### O que se pede
Continue a crítica ao disco Kintsugi, dos Death Cab For Cutie, a partir da última frase apresentada.

### Texto selecionado
Death Cab For Cutie . Kintsugi

A Europa começou a importar dos Estados Unidos sonoridades marcadamente mais pop, com pitadinhas de música do tal indie rock, um tanto ou quanto mais melódico. Em 2014 os Future Islands aterraram duma vez por todas na Europa com Singles e o seu mega hit Seasons, completando as plateias dos festivais europeus e tornando-se num líder de vendas no velho continente.

Em 2105 uns tais de Death Cab For Cutie aparecem, e tal como os Future Islands, já trazem consigo uma vasta imensidão de quilómetros de estrada e um rol infindável de discos vendidos na terra do tio Sam. Kintsugi é só o décimo disco de originais do colectivo de Bellinghan, e como será natural, muita coisa mudou desde o primeiro You Can Play These Songs with Chords de 1997.

 Musicalmente, este disco não foge da chamada zona de conforto. Nada soa fora do sítio. Nada sai dos seus limites. Todo o disco parece desenhado para encaixar perfeitamente no timbre de Ben Gibbard. Os Death Cab For Cutie usam inúmeras vezes a solidão e o amor não correspondido como tema para as suas canções, e neste trabalho isso volta a acontecer.

Entradas do conjunto de dados:
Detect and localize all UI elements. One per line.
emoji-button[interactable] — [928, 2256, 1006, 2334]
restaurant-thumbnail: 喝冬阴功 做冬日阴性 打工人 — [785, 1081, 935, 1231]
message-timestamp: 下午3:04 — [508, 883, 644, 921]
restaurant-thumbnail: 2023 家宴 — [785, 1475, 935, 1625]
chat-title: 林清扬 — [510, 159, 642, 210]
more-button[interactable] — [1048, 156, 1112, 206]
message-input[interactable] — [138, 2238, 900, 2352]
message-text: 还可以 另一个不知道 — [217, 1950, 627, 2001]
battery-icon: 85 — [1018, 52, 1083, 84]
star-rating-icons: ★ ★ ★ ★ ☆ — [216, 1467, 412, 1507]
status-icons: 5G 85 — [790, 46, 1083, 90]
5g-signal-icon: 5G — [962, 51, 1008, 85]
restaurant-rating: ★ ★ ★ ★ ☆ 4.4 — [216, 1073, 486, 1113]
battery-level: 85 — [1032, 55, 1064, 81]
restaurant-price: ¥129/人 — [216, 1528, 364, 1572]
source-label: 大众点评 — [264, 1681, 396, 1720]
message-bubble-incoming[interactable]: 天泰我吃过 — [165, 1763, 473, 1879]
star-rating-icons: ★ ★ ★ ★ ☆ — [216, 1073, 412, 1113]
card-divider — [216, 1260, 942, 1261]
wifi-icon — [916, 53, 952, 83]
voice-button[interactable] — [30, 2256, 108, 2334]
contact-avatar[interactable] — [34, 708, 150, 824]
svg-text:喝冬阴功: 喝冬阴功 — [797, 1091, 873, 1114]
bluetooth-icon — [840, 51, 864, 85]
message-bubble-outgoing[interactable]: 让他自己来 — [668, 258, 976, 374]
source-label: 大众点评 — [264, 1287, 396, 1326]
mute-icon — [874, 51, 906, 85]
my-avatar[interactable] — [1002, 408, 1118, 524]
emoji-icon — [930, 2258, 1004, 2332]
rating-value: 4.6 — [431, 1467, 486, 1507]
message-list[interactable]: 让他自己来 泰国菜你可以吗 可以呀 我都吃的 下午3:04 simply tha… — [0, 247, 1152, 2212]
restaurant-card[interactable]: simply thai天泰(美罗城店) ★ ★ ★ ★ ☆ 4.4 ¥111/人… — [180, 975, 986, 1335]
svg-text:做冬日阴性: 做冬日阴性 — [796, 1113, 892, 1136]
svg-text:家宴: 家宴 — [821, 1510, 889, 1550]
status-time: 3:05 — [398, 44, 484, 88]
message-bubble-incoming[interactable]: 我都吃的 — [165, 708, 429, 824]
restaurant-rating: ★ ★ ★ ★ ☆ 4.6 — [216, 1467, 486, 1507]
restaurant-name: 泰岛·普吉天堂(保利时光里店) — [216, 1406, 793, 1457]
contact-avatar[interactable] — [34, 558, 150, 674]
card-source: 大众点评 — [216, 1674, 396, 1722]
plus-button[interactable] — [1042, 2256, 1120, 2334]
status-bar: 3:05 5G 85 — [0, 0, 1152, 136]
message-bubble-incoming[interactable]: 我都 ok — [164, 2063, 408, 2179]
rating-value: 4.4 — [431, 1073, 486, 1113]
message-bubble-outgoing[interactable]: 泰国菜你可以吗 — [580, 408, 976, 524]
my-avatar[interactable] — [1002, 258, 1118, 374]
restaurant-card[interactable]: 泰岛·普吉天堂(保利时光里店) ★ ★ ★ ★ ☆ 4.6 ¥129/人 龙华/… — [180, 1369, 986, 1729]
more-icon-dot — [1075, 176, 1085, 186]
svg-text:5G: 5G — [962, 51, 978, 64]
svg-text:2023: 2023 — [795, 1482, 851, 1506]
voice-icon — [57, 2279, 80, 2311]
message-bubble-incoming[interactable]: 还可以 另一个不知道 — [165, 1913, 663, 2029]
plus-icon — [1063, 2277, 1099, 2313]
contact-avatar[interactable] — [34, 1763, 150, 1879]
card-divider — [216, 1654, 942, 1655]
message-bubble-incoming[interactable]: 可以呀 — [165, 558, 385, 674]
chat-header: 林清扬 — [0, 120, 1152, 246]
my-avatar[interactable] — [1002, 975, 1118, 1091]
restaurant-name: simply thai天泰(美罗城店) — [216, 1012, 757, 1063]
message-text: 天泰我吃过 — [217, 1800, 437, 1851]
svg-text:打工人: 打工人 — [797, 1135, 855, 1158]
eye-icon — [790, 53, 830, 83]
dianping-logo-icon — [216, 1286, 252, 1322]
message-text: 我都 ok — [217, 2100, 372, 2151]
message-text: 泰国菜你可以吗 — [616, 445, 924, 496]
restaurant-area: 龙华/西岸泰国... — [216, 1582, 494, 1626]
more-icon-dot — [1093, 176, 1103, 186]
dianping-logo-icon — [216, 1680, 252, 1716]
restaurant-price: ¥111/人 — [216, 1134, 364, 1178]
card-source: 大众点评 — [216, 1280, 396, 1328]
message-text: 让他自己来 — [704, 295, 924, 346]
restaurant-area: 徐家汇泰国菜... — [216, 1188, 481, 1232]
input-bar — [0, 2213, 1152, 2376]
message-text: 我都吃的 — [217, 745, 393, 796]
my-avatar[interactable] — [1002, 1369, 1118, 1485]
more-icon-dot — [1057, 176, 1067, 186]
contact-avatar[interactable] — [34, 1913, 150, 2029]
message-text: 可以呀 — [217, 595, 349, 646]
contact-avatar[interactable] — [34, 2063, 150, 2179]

### Resultado do exercício
Esta angustia de Ben Gibbard já foi alvos dos tabloides, e o músico não se esconde e mostra-a logo em No Room in Frame, primeira faixa do disco, com um “I don’t know where to begin /there’s too many things I can’t remember”. Parece pesado, mas estas linhas podiam começar qualquer disco dos Death Cab For Cutie. O single de apresentação do disco, Black Sun, também traz toda a carga emocional que o músico gosta de transmitir, “How could something so fair/Be so cruel?”.

Os Death Cab For Cutie têm o mérito de conseguir ser lamechas sem ter de recorrer aos clichés que lhe permitam passar na MTV em modo chiclete. Este não será certamente um dos discos do ano, mas tem o condão de entreter sem se tornar um disco de passagem.